● EXCERPTED DATA:
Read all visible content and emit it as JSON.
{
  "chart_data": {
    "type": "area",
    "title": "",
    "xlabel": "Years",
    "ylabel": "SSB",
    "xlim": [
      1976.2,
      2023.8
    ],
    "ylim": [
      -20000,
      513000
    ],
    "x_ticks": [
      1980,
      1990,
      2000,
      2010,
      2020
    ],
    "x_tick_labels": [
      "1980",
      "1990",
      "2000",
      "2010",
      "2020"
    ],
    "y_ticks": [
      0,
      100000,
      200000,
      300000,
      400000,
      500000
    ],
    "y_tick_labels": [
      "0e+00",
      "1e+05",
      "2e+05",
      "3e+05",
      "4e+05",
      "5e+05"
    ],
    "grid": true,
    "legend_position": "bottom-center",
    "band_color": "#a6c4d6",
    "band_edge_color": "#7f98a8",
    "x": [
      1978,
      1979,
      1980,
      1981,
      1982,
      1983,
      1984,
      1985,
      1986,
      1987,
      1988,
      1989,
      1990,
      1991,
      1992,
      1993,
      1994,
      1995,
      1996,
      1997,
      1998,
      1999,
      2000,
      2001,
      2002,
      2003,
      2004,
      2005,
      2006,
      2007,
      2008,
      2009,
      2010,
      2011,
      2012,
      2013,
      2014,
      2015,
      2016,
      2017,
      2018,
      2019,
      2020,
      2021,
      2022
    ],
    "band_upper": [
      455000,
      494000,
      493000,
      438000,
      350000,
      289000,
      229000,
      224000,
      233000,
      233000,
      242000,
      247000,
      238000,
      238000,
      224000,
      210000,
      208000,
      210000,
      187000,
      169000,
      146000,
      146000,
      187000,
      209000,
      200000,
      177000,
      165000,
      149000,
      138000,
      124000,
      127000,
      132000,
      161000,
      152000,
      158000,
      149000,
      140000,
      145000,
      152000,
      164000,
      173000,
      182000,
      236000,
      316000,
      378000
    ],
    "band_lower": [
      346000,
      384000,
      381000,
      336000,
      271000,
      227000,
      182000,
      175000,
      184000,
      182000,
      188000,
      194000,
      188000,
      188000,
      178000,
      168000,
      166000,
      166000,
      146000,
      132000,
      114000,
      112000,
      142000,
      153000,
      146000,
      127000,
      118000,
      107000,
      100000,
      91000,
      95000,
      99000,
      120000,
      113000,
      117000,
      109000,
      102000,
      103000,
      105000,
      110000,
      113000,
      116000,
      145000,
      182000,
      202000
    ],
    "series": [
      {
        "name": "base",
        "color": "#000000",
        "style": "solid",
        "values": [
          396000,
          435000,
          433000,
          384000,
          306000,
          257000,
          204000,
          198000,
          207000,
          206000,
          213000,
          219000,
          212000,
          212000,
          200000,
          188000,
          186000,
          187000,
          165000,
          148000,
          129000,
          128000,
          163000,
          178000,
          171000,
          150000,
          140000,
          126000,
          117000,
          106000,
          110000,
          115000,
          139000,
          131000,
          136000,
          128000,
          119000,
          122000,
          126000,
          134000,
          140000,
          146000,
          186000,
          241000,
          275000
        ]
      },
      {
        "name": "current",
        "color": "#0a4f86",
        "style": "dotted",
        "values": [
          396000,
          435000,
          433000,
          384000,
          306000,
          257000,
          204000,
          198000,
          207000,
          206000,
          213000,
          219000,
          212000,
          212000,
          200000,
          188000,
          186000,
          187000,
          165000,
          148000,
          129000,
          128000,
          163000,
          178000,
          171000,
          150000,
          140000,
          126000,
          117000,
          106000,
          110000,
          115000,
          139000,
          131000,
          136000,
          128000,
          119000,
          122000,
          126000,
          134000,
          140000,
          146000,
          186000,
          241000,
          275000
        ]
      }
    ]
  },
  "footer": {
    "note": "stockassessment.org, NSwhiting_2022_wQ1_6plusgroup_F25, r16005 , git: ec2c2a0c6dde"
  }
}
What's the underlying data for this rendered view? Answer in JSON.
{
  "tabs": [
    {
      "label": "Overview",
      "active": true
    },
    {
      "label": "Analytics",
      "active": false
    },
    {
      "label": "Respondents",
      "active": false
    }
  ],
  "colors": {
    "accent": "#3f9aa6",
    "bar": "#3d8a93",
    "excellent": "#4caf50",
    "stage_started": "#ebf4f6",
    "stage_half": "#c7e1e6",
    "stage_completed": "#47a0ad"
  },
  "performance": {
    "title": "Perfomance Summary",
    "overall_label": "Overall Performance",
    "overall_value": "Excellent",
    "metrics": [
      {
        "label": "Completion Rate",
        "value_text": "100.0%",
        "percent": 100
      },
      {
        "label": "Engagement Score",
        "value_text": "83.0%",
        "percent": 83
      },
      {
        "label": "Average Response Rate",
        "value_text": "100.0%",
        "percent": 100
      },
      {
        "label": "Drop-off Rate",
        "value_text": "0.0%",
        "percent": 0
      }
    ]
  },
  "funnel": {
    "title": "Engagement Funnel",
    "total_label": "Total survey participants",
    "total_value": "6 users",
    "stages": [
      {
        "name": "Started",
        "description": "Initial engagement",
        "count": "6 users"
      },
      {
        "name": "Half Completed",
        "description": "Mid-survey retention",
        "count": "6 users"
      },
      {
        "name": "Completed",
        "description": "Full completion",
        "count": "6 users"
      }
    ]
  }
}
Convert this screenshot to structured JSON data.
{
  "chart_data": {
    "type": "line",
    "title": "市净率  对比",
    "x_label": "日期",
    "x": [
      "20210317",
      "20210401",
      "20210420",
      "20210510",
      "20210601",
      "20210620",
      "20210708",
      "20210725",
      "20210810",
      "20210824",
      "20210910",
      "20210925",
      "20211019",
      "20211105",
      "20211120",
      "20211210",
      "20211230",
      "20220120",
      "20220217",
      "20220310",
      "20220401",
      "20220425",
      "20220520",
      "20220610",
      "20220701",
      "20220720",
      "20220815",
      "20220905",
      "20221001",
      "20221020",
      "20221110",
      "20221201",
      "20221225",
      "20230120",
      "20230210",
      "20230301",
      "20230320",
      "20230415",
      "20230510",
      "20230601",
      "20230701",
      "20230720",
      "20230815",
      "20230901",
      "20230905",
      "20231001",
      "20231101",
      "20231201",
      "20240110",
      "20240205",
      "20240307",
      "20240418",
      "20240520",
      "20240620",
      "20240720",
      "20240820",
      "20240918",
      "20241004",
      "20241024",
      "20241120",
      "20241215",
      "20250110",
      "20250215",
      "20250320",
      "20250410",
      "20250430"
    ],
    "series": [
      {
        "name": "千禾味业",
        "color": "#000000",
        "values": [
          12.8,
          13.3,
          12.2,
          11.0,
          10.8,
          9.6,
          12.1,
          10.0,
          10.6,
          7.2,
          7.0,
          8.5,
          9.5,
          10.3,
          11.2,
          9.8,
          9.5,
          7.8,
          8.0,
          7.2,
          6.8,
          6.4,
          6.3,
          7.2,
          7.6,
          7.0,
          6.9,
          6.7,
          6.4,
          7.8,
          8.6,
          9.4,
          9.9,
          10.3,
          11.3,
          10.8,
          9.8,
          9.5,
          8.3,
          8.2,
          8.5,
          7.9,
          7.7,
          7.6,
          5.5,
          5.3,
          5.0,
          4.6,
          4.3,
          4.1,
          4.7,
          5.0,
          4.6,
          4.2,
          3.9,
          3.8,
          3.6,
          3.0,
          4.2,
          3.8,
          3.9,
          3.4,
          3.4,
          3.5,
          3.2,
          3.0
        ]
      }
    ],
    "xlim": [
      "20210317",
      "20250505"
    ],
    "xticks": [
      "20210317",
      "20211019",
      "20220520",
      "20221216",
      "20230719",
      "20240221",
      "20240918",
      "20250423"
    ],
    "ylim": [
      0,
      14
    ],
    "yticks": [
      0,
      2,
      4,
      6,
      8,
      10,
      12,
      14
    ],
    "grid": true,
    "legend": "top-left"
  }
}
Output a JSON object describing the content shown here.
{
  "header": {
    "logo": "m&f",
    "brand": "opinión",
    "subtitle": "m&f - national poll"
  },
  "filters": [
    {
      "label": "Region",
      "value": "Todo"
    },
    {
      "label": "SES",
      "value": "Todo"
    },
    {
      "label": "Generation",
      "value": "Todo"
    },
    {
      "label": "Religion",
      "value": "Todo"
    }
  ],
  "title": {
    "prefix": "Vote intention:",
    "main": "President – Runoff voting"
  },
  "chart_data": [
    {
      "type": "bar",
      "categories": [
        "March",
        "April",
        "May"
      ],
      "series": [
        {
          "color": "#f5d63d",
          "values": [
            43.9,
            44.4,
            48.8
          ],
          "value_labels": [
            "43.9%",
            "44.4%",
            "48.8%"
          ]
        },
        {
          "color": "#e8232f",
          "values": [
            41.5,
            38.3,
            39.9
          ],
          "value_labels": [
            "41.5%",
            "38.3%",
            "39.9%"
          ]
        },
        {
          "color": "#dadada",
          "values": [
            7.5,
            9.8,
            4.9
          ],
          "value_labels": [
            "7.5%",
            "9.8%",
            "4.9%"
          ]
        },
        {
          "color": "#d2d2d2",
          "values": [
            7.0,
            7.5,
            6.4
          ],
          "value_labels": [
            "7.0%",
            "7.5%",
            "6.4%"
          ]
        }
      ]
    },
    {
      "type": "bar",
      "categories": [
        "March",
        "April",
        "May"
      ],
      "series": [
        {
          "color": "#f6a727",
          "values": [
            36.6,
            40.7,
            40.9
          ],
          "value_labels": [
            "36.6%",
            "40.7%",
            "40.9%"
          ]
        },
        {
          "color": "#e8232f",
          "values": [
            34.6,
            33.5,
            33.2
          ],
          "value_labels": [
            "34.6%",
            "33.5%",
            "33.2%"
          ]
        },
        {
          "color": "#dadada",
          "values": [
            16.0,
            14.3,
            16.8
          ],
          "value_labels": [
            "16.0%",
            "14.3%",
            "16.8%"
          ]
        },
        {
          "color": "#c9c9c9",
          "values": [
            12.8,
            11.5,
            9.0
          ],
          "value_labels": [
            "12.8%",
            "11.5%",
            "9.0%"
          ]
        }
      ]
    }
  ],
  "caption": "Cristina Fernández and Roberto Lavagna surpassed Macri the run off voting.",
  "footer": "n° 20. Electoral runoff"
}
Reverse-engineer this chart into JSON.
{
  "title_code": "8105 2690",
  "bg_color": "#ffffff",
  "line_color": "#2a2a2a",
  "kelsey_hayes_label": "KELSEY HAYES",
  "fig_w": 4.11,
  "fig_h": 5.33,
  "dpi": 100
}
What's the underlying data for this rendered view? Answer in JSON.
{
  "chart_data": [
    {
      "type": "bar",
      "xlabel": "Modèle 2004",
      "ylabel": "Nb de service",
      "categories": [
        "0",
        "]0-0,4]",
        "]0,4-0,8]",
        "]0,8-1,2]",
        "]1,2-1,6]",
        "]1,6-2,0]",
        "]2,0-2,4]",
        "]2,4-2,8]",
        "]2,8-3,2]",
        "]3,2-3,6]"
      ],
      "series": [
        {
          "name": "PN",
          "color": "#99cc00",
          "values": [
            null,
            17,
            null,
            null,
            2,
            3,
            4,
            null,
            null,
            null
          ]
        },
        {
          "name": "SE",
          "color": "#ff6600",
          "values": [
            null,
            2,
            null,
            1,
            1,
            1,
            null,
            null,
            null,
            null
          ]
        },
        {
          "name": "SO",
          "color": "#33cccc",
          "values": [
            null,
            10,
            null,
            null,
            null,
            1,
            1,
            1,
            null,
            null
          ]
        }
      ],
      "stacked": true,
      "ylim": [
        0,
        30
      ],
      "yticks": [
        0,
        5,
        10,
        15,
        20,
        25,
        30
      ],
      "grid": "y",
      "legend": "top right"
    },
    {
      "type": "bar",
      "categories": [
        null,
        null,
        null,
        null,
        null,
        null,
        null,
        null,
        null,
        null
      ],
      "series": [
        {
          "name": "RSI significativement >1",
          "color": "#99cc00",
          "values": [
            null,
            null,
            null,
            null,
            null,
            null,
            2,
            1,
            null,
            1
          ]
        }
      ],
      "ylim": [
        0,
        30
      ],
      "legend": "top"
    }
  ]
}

● OBJECTIVE: Where a line holds the string "Rate", copy that line.

● PROBLEM SOLUTION:
        "label": "Completion Rate",
        "label": "Average Response Rate",
        "label": "Drop-off Rate",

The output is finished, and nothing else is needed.